Extrait >>

_ _ _ _

Mais il est toujours permis de tuer le cochon, le mouton, les volailles (pas les bovins), à la ferme pour l’autoconsommation (35). Les conditions d’abattage sont réglementées.

L’abattage des animaux hors des abattoirs, autrement dit à la ferme ou dans les tueries particulières doit se faire en respectant la loi relative à la protection des animaux au moment de leur abattage ou de leur mise à mort (35).

Tout décès d’un animal dans des conditions non accidentelles doit être suivi d’une enquête vétérinaire. La vache incriminée a pourtant montré des symptômes cliniques avant son décès.

Selon l’enquête, il ne semblait pas que la mort soit de cause « naturelle ». C’est en diagnostiquant les cas humains qu’on découvrit l’épisode animal. Dans la bibliographie, cette zoonose semble sous-estimée (36). Il faut aussi se méfier de morts brutales de bovins en hiver.

Des cas de maladie du charbon liés au fourrage contaminé sont décrits dans la littérature (5). Dans l’épisode de l’été 2008 dans le Doubs, l’enquête révéla que, dans 4 des 21 exploitations touchées, il y a eu probablement des cas mortels de bovins par la maladie du charbon dans les mois précédents (5).

_ _ _ _

Entrées de données enregistrées
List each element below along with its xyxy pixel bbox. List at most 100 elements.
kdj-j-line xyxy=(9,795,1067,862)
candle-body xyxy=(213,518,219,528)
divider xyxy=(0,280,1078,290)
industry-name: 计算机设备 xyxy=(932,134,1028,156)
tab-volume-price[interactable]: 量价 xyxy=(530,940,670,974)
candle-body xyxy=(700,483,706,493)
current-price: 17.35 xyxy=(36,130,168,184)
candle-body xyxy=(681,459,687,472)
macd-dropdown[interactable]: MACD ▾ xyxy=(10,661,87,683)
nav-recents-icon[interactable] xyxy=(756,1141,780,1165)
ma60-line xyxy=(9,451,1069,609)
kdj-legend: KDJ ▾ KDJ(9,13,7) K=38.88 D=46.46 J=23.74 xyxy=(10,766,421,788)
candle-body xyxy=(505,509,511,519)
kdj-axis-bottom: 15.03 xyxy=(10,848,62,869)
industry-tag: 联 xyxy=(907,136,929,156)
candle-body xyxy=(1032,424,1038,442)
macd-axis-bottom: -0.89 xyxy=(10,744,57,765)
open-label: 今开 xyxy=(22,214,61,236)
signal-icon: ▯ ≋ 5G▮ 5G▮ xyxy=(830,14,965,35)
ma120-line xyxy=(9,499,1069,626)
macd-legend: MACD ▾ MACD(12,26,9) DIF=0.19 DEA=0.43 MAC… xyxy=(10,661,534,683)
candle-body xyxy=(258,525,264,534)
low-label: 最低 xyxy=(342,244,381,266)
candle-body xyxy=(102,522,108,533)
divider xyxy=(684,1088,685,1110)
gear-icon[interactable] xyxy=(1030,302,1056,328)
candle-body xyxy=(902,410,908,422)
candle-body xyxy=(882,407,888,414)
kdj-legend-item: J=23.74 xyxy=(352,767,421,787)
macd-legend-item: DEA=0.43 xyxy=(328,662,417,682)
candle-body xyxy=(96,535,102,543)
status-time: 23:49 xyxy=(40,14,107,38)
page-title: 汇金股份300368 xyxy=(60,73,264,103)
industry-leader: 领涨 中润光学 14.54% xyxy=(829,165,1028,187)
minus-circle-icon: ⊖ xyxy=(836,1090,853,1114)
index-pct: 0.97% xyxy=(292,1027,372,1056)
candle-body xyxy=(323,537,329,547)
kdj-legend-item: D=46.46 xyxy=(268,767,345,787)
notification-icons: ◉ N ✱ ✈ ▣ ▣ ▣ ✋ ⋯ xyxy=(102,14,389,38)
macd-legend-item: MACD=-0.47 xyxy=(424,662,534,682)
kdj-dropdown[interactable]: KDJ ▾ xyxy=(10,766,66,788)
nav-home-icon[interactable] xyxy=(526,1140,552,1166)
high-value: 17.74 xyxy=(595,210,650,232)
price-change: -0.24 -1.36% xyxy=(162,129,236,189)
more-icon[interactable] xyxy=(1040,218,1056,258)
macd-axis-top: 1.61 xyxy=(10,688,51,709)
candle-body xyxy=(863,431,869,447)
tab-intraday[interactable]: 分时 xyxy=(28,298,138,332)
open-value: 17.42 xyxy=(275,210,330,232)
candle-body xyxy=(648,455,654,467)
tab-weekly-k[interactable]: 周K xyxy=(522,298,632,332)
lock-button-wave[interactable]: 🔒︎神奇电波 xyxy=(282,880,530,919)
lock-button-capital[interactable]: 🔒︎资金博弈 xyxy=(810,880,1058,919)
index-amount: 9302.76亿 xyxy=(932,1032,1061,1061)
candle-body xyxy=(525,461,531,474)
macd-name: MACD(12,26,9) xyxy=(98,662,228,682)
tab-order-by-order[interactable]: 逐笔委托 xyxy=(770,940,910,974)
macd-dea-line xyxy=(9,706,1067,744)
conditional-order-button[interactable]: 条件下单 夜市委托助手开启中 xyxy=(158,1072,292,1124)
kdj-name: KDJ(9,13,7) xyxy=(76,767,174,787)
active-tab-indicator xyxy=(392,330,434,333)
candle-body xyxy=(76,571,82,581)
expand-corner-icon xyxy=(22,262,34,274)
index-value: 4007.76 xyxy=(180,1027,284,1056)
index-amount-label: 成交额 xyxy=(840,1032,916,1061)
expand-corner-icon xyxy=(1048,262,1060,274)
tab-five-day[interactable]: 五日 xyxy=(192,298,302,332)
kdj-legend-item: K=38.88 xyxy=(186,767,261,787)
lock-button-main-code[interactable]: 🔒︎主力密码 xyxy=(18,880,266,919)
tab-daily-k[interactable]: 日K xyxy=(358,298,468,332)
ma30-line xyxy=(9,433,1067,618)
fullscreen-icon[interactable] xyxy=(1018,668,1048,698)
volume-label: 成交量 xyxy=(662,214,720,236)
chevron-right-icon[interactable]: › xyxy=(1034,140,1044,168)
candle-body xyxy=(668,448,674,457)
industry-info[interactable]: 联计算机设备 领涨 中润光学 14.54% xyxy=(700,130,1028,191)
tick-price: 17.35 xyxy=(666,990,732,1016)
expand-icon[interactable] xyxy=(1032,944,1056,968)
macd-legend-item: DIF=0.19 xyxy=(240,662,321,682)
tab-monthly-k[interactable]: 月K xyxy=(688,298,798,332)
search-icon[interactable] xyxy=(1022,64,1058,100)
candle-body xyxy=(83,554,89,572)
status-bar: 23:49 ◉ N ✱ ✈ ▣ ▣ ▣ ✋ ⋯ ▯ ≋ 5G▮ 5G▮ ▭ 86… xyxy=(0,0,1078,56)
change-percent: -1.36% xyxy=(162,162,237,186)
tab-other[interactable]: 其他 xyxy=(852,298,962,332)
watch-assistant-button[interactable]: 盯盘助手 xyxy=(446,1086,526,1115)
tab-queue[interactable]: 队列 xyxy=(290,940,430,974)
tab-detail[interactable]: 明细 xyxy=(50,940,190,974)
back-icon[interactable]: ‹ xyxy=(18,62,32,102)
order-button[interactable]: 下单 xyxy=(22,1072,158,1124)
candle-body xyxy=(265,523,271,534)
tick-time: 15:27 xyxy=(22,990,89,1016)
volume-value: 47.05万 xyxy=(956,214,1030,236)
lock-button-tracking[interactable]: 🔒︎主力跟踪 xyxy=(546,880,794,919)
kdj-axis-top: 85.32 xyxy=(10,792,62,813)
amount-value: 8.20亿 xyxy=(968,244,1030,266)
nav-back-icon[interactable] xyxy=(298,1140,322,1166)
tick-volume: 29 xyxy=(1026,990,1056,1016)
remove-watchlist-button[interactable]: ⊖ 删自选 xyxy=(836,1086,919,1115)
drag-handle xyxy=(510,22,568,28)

_ _ _ _

Consignes et exercices >>
1. Répondez aux questions suivantes à partir de l'extrait sur la maladie du charbon.
(a) Quels animaux est-il toujours permis de tuer à la ferme pour l'autoconsommation ?
(b) Que doit suivre tout décès d'un animal dans des conditions non accidentelles ?
(c) Lors de l'épisode de l'été 2008 dans le Doubs, dans combien d'exploitations touchées y a-t-il probablement eu des cas mortels de bovins dans les mois précédents ?
2. Recopiez mot pour mot le passage de l'extrait sur la maladie du charbon, de « L’abattage des animaux » jusqu'à « avant son décès. » inclus.
3. Prolongez l'extrait sur la maladie du charbon en reprenant à la suite de sa dernière phrase.
Le relevé n'a aucun rapport avec l'extrait sur la maladie du charbon.

Réponses fournies >>
1.
(a) Le cochon, le mouton et les volailles, mais pas les bovins.
(b) Une enquête vétérinaire.
(c) Dans 4 des 21 exploitations touchées.

2.
L’abattage des animaux hors des abattoirs, autrement dit à la ferme ou dans les tueries particulières doit se faire en respectant la loi relative à la protection des animaux au moment de leur abattage ou de leur mise à mort (35).

Tout décès d’un animal dans des conditions non accidentelles doit être suivi d’une enquête vétérinaire. La vache incriminée a pourtant montré des symptômes cliniques avant son décès.

3.
Certains auteurs sont convaincus que le portage sain de spores par les ruminants est important, particulièrement pour les animaux d’un troupeau où des cas sporadiques se sont produits.

Seuls des facteurs déterminants comme le parasitisme ou des infections virales digestives (maladie des muqueuses, etc.) ou respiratoires (rhinotrachéite infectieuse, etc.) qui provoquent des irritations ou des lésions des muqueuses et une immunodépression, font tomber l’animal du statut de porteur sain à celui de malade (7). En Moselle, la vache morte était une des plus âgée du troupeau.

Le père de l’exploitant a enterré les restes de la carcasse à différents endroits dans la ferme et aurait ainsi favorisé la dissémination des spores de Bacillus anthracis dans l’environnement si le diagnostic de maladie du charbon n’avait pas été posé et si les protocoles de désinfection n’avaient pas eu lieu.

Un des acteurs était professionnel dans un atelier de boucherie en Allemagne. La communication avec les autorités vétérinaires allemandes est primordiale. Il en va de même avec les autres pays européens où des cas humains et animaux de maladie du charbon sont décrits. En exemple, citons l’article italien (37) relatant l’existence de cas d’anthrax en particulier dans le sud de l’Italie.

Il existe des zones endémiques comme en Afrique ou en Asie. Les contrôles des exportations et importations doivent être drastiques. Aux Etats-Unis, des fabricants de tambours ont présenté la forme cutanée en travaillant des peaux originaires de Guinée (38).

Une étude anglaise contrôla des produits animaux importés d’Afrique servant à la réalisation de tambours. Ils retrouvèrent des spores d’anthrax sur certaines peaux (39).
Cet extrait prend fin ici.